───── Data extract ─────

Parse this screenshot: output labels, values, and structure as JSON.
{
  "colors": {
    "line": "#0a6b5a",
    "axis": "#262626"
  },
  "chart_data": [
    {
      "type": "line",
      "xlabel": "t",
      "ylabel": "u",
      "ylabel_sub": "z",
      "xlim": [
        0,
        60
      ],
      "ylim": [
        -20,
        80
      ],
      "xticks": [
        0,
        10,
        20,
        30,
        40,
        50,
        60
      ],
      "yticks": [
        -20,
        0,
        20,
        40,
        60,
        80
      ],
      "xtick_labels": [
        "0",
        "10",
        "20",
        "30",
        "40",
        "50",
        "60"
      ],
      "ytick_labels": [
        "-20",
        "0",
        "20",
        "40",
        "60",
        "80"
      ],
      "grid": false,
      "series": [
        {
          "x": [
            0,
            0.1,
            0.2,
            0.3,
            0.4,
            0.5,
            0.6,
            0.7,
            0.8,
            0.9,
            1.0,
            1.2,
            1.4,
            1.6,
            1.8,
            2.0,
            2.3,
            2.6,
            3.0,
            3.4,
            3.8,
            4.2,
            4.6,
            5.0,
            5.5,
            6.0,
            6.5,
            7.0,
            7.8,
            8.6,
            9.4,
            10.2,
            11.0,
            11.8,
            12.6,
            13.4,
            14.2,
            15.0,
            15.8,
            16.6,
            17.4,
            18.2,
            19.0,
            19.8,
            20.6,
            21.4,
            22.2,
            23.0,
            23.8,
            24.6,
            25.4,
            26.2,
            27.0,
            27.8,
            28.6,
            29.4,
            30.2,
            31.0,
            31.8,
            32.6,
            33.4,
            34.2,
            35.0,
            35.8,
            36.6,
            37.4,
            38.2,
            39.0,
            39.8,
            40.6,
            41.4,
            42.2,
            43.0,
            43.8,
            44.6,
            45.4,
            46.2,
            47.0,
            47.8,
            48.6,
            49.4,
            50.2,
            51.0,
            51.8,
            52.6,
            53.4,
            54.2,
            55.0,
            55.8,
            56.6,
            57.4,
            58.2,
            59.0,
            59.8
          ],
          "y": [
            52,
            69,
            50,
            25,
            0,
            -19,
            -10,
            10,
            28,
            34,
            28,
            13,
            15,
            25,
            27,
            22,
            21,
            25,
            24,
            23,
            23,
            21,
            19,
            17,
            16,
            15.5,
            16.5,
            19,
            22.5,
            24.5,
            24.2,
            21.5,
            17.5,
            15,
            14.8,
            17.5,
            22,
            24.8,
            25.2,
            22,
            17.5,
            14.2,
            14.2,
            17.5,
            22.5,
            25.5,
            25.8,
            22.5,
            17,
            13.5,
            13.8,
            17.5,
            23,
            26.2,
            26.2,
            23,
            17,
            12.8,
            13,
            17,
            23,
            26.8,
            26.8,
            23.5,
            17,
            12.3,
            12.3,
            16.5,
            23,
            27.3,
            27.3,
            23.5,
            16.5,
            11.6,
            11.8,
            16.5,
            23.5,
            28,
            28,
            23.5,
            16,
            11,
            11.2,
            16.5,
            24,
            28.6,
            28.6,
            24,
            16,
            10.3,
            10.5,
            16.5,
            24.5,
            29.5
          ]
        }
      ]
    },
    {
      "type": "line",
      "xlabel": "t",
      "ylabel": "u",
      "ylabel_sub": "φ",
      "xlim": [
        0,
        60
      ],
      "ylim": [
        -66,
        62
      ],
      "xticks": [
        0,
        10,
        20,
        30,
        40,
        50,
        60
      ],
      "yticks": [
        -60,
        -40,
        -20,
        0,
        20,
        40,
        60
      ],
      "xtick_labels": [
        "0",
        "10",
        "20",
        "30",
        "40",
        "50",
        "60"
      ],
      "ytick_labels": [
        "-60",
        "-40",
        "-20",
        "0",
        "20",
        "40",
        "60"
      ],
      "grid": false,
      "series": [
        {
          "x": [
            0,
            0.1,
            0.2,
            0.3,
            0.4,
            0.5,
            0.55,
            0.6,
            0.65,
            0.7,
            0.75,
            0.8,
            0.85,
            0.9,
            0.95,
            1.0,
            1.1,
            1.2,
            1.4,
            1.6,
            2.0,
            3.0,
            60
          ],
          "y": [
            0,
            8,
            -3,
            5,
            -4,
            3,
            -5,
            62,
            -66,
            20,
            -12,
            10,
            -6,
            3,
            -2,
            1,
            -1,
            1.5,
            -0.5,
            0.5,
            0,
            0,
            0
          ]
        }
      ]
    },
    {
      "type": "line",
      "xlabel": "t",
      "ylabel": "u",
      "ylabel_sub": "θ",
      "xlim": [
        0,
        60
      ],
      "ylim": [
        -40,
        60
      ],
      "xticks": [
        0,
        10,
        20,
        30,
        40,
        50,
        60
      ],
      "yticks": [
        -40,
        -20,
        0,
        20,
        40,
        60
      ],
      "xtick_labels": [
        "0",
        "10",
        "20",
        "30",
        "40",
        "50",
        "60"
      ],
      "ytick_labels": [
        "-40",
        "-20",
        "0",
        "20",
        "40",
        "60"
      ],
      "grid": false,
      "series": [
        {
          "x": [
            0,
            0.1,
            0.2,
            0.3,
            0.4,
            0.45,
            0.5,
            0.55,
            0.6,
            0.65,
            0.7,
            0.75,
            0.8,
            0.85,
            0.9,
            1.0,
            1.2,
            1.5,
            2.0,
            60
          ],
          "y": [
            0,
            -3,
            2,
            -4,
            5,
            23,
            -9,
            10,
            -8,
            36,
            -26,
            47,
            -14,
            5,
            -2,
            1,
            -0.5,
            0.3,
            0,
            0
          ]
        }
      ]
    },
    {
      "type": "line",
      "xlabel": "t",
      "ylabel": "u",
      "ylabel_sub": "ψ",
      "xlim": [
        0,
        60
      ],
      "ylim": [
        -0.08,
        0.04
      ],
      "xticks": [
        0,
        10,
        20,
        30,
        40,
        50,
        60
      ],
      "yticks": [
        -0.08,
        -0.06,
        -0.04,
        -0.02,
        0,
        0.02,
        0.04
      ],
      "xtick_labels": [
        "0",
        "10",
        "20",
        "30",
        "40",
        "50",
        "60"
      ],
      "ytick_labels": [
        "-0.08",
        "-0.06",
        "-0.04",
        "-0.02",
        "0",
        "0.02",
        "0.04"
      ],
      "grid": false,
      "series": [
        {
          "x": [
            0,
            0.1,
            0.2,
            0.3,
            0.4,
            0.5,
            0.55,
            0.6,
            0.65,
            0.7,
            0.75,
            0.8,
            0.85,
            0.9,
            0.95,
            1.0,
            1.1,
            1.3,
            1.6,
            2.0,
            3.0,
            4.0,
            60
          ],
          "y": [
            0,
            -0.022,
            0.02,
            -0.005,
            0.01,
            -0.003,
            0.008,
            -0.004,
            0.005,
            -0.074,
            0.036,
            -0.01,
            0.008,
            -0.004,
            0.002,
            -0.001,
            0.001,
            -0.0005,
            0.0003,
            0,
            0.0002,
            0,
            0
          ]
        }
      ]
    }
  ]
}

─────

Set task:
Write out the records shown above, exactly as they appear.

Expected answer:
Parse this screenshot: output labels, values, and structure as JSON.
{
  "colors": {
    "line": "#0a6b5a",
    "axis": "#262626"
  },
  "chart_data": [
    {
      "type": "line",
      "xlabel": "t",
      "ylabel": "u",
      "ylabel_sub": "z",
      "xlim": [
        0,
        60
      ],
      "ylim": [
        -20,
        80
      ],
      "xticks": [
        0,
        10,
        20,
        30,
        40,
        50,
        60
      ],
      "yticks": [
        -20,
        0,
        20,
        40,
        60,
        80
      ],
      "xtick_labels": [
        "0",
        "10",
        "20",
        "30",
        "40",
        "50",
        "60"
      ],
      "ytick_labels": [
        "-20",
        "0",
        "20",
        "40",
        "60",
        "80"
      ],
      "grid": false,
      "series": [
        {
          "x": [
            0,
            0.1,
            0.2,
            0.3,
            0.4,
            0.5,
            0.6,
            0.7,
            0.8,
            0.9,
            1.0,
            1.2,
            1.4,
            1.6,
            1.8,
            2.0,
            2.3,
            2.6,
            3.0,
            3.4,
            3.8,
            4.2,
            4.6,
            5.0,
            5.5,
            6.0,
            6.5,
            7.0,
            7.8,
            8.6,
            9.4,
            10.2,
            11.0,
            11.8,
            12.6,
            13.4,
            14.2,
            15.0,
            15.8,
            16.6,
            17.4,
            18.2,
            19.0,
            19.8,
            20.6,
            21.4,
            22.2,
            23.0,
            23.8,
            24.6,
            25.4,
            26.2,
            27.0,
            27.8,
            28.6,
            29.4,
            30.2,
            31.0,
            31.8,
            32.6,
            33.4,
            34.2,
            35.0,
            35.8,
            36.6,
            37.4,
            38.2,
            39.0,
            39.8,
            40.6,
            41.4,
            42.2,
            43.0,
            43.8,
            44.6,
            45.4,
            46.2,
            47.0,
            47.8,
            48.6,
            49.4,
            50.2,
            51.0,
            51.8,
            52.6,
            53.4,
            54.2,
            55.0,
            55.8,
            56.6,
            57.4,
            58.2,
            59.0,
            59.8
          ],
          "y": [
            52,
            69,
            50,
            25,
            0,
            -19,
            -10,
            10,
            28,
            34,
            28,
            13,
            15,
            25,
            27,
            22,
            21,
            25,
            24,
            23,
            23,
            21,
            19,
            17,
            16,
            15.5,
            16.5,
            19,
            22.5,
            24.5,
            24.2,
            21.5,
            17.5,
            15,
            14.8,
            17.5,
            22,
            24.8,
            25.2,
            22,
            17.5,
            14.2,
            14.2,
            17.5,
            22.5,
            25.5,
            25.8,
            22.5,
            17,
            13.5,
            13.8,
            17.5,
            23,
            26.2,
            26.2,
            23,
            17,
            12.8,
            13,
            17,
            23,
            26.8,
            26.8,
            23.5,
            17,
            12.3,
            12.3,
            16.5,
            23,
            27.3,
            27.3,
            23.5,
            16.5,
            11.6,
            11.8,
            16.5,
            23.5,
            28,
            28,
            23.5,
            16,
            11,
            11.2,
            16.5,
            24,
            28.6,
            28.6,
            24,
            16,
            10.3,
            10.5,
            16.5,
            24.5,
            29.5
          ]
        }
      ]
    },
    {
      "type": "line",
      "xlabel": "t",
      "ylabel": "u",
      "ylabel_sub": "φ",
      "xlim": [
        0,
        60
      ],
      "ylim": [
        -66,
        62
      ],
      "xticks": [
        0,
        10,
        20,
        30,
        40,
        50,
        60
      ],
      "yticks": [
        -60,
        -40,
        -20,
        0,
        20,
        40,
        60
      ],
      "xtick_labels": [
        "0",
        "10",
        "20",
        "30",
        "40",
        "50",
        "60"
      ],
      "ytick_labels": [
        "-60",
        "-40",
        "-20",
        "0",
        "20",
        "40",
        "60"
      ],
      "grid": false,
      "series": [
        {
          "x": [
            0,
            0.1,
            0.2,
            0.3,
            0.4,
            0.5,
            0.55,
            0.6,
            0.65,
            0.7,
            0.75,
            0.8,
            0.85,
            0.9,
            0.95,
            1.0,
            1.1,
            1.2,
            1.4,
            1.6,
            2.0,
            3.0,
            60
          ],
          "y": [
            0,
            8,
            -3,
            5,
            -4,
            3,
            -5,
            62,
            -66,
            20,
            -12,
            10,
            -6,
            3,
            -2,
            1,
            -1,
            1.5,
            -0.5,
            0.5,
            0,
            0,
            0
          ]
        }
      ]
    },
    {
      "type": "line",
      "xlabel": "t",
      "ylabel": "u",
      "ylabel_sub": "θ",
      "xlim": [
        0,
        60
      ],
      "ylim": [
        -40,
        60
      ],
      "xticks": [
        0,
        10,
        20,
        30,
        40,
        50,
        60
      ],
      "yticks": [
        -40,
        -20,
        0,
        20,
        40,
        60
      ],
      "xtick_labels": [
        "0",
        "10",
        "20",
        "30",
        "40",
        "50",
        "60"
      ],
      "ytick_labels": [
        "-40",
        "-20",
        "0",
        "20",
        "40",
        "60"
      ],
      "grid": false,
      "series": [
        {
          "x": [
            0,
            0.1,
            0.2,
            0.3,
            0.4,
            0.45,
            0.5,
            0.55,
            0.6,
            0.65,
            0.7,
            0.75,
            0.8,
            0.85,
            0.9,
            1.0,
            1.2,
            1.5,
            2.0,
            60
          ],
          "y": [
            0,
            -3,
            2,
            -4,
            5,
            23,
            -9,
            10,
            -8,
            36,
            -26,
            47,
            -14,
            5,
            -2,
            1,
            -0.5,
            0.3,
            0,
            0
          ]
        }
      ]
    },
    {
      "type": "line",
      "xlabel": "t",
      "ylabel": "u",
      "ylabel_sub": "ψ",
      "xlim": [
        0,
        60
      ],
      "ylim": [
        -0.08,
        0.04
      ],
      "xticks": [
        0,
        10,
        20,
        30,
        40,
        50,
        60
      ],
      "yticks": [
        -0.08,
        -0.06,
        -0.04,
        -0.02,
        0,
        0.02,
        0.04
      ],
      "xtick_labels": [
        "0",
        "10",
        "20",
        "30",
        "40",
        "50",
        "60"
      ],
      "ytick_labels": [
        "-0.08",
        "-0.06",
        "-0.04",
        "-0.02",
        "0",
        "0.02",
        "0.04"
      ],
      "grid": false,
      "series": [
        {
          "x": [
            0,
            0.1,
            0.2,
            0.3,
            0.4,
            0.5,
            0.55,
            0.6,
            0.65,
            0.7,
            0.75,
            0.8,
            0.85,
            0.9,
            0.95,
            1.0,
            1.1,
            1.3,
            1.6,
            2.0,
            3.0,
            4.0,
            60
          ],
          "y": [
            0,
            -0.022,
            0.02,
            -0.005,
            0.01,
            -0.003,
            0.008,
            -0.004,
            0.005,
            -0.074,
            0.036,
            -0.01,
            0.008,
            -0.004,
            0.002,
            -0.001,
            0.001,
            -0.0005,
            0.0003,
            0,
            0.0002,
            0,
            0
          ]
        }
      ]
    }
  ]
}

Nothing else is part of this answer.